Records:
>> start

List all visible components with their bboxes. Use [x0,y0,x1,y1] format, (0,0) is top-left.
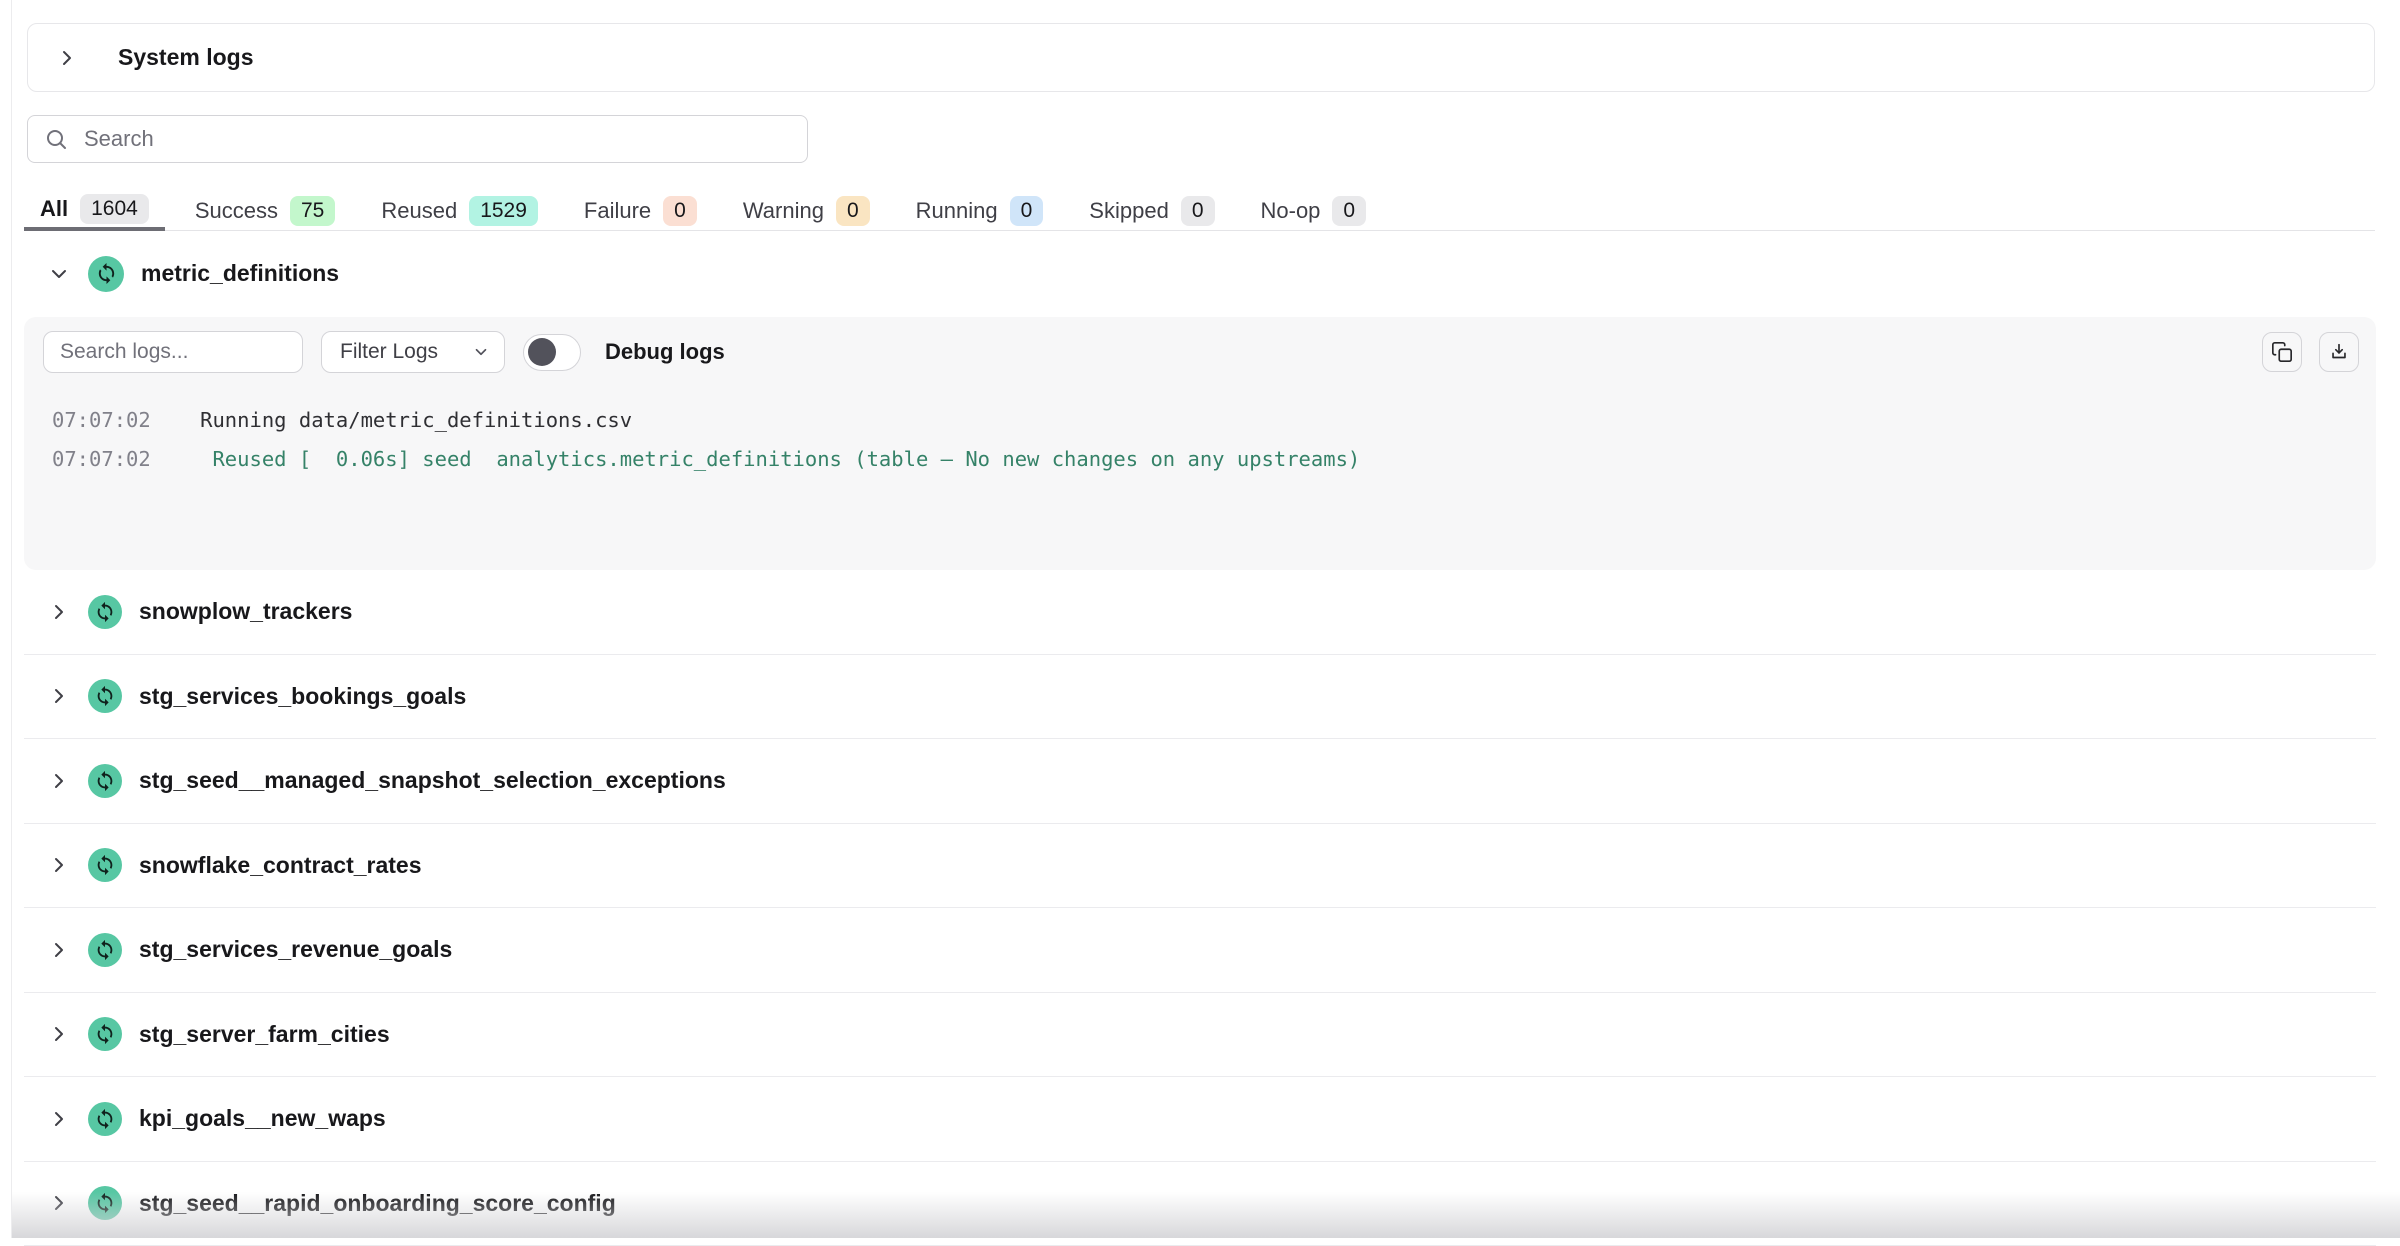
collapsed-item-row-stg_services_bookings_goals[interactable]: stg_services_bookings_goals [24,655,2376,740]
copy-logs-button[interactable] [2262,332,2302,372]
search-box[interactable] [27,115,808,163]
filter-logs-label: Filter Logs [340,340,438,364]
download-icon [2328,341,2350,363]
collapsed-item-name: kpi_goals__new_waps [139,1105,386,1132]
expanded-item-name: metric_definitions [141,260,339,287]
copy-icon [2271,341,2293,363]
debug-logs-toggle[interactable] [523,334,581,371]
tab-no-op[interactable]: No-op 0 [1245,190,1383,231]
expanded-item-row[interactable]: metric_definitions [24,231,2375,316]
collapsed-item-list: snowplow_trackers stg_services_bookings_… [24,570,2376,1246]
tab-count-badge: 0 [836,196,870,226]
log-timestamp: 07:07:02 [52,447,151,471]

>> end

Requirement:
List each line in the records above that contains the string "name".

Response for this exercise:
collapsed-item-name: kpi_goals__new_waps [139,1105,386,1132]
expanded-item-name: metric_definitions [141,260,339,287]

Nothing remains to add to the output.